[START OF Data provided]
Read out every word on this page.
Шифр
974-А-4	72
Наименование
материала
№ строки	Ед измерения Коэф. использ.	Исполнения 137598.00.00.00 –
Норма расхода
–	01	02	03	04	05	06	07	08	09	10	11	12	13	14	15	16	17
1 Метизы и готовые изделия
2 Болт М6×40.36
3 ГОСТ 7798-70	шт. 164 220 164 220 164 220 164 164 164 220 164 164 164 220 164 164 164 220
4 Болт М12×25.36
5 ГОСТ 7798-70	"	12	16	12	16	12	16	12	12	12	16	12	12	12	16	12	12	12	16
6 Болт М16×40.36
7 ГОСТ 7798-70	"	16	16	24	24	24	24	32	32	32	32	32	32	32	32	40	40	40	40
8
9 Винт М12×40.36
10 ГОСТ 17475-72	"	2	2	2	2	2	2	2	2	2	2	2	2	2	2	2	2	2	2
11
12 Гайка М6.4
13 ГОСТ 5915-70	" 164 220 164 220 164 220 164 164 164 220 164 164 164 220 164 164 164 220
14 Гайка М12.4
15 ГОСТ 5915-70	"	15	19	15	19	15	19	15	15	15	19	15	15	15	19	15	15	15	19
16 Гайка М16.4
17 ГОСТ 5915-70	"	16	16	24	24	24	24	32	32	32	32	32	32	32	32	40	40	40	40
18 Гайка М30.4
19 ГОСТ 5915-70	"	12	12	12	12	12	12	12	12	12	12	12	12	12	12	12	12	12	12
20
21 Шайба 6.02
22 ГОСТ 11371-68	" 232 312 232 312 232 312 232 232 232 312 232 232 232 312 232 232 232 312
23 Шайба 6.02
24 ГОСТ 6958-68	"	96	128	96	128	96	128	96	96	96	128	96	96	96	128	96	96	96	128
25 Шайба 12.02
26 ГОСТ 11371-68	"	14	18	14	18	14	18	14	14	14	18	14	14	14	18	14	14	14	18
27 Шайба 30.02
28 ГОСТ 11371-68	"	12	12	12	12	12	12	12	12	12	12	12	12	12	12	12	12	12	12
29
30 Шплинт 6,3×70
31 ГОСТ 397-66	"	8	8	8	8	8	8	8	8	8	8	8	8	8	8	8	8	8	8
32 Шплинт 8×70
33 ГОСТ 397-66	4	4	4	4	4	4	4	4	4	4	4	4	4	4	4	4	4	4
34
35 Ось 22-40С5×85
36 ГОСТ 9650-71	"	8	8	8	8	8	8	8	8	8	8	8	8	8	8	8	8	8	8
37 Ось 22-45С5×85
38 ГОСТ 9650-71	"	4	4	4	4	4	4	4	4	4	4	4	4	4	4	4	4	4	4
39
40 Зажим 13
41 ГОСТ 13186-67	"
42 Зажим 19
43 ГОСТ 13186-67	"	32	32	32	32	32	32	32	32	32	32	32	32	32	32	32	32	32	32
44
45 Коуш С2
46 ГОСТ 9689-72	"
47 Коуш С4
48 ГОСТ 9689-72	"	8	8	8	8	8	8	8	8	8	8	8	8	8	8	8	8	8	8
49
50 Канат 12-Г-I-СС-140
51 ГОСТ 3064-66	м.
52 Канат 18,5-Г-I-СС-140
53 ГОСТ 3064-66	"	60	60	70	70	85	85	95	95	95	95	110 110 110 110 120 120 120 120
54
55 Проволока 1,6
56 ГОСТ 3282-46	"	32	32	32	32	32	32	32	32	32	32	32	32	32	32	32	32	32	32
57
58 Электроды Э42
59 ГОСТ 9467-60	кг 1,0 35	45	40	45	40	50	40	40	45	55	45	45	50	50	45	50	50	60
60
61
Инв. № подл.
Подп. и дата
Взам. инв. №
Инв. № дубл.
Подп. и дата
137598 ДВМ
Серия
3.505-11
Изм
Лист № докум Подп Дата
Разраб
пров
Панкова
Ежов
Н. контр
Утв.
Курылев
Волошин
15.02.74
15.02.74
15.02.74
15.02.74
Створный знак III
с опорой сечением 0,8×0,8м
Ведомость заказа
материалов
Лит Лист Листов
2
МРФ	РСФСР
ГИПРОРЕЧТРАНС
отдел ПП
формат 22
[END OF Data provided]
* What to produce
From the listing above, reproduce all the lines exactly.

* Task response
Read out every word on this page.
Шифр
974-А-4	72
Наименование
материала
№ строки	Ед измерения Коэф. использ.	Исполнения 137598.00.00.00 –
Норма расхода
–	01	02	03	04	05	06	07	08	09	10	11	12	13	14	15	16	17
1 Метизы и готовые изделия
2 Болт М6×40.36
3 ГОСТ 7798-70	шт. 164 220 164 220 164 220 164 164 164 220 164 164 164 220 164 164 164 220
4 Болт М12×25.36
5 ГОСТ 7798-70	"	12	16	12	16	12	16	12	12	12	16	12	12	12	16	12	12	12	16
6 Болт М16×40.36
7 ГОСТ 7798-70	"	16	16	24	24	24	24	32	32	32	32	32	32	32	32	40	40	40	40
8
9 Винт М12×40.36
10 ГОСТ 17475-72	"	2	2	2	2	2	2	2	2	2	2	2	2	2	2	2	2	2	2
11
12 Гайка М6.4
13 ГОСТ 5915-70	" 164 220 164 220 164 220 164 164 164 220 164 164 164 220 164 164 164 220
14 Гайка М12.4
15 ГОСТ 5915-70	"	15	19	15	19	15	19	15	15	15	19	15	15	15	19	15	15	15	19
16 Гайка М16.4
17 ГОСТ 5915-70	"	16	16	24	24	24	24	32	32	32	32	32	32	32	32	40	40	40	40
18 Гайка М30.4
19 ГОСТ 5915-70	"	12	12	12	12	12	12	12	12	12	12	12	12	12	12	12	12	12	12
20
21 Шайба 6.02
22 ГОСТ 11371-68	" 232 312 232 312 232 312 232 232 232 312 232 232 232 312 232 232 232 312
23 Шайба 6.02
24 ГОСТ 6958-68	"	96	128	96	128	96	128	96	96	96	128	96	96	96	128	96	96	96	128
25 Шайба 12.02
26 ГОСТ 11371-68	"	14	18	14	18	14	18	14	14	14	18	14	14	14	18	14	14	14	18
27 Шайба 30.02
28 ГОСТ 11371-68	"	12	12	12	12	12	12	12	12	12	12	12	12	12	12	12	12	12	12
29
30 Шплинт 6,3×70
31 ГОСТ 397-66	"	8	8	8	8	8	8	8	8	8	8	8	8	8	8	8	8	8	8
32 Шплинт 8×70
33 ГОСТ 397-66	4	4	4	4	4	4	4	4	4	4	4	4	4	4	4	4	4	4
34
35 Ось 22-40С5×85
36 ГОСТ 9650-71	"	8	8	8	8	8	8	8	8	8	8	8	8	8	8	8	8	8	8
37 Ось 22-45С5×85
38 ГОСТ 9650-71	"	4	4	4	4	4	4	4	4	4	4	4	4	4	4	4	4	4	4
39
40 Зажим 13
41 ГОСТ 13186-67	"
42 Зажим 19
43 ГОСТ 13186-67	"	32	32	32	32	32	32	32	32	32	32	32	32	32	32	32	32	32	32
44
45 Коуш С2
46 ГОСТ 9689-72	"
47 Коуш С4
48 ГОСТ 9689-72	"	8	8	8	8	8	8	8	8	8	8	8	8	8	8	8	8	8	8
49
50 Канат 12-Г-I-СС-140
51 ГОСТ 3064-66	м.
52 Канат 18,5-Г-I-СС-140
53 ГОСТ 3064-66	"	60	60	70	70	85	85	95	95	95	95	110 110 110 110 120 120 120 120
54
55 Проволока 1,6
56 ГОСТ 3282-46	"	32	32	32	32	32	32	32	32	32	32	32	32	32	32	32	32	32	32
57
58 Электроды Э42
59 ГОСТ 9467-60	кг 1,0 35	45	40	45	40	50	40	40	45	55	45	45	50	50	45	50	50	60
60
61
Инв. № подл.
Подп. и дата
Взам. инв. №
Инв. № дубл.
Подп. и дата
137598 ДВМ
Серия
3.505-11
Изм
Лист № докум Подп Дата
Разраб
пров
Панкова
Ежов
Н. контр
Утв.
Курылев
Волошин
15.02.74
15.02.74
15.02.74
15.02.74
Створный знак III
с опорой сечением 0,8×0,8м
Ведомость заказа
материалов
Лит Лист Листов
2
МРФ	РСФСР
ГИПРОРЕЧТРАНС
отдел ПП
формат 22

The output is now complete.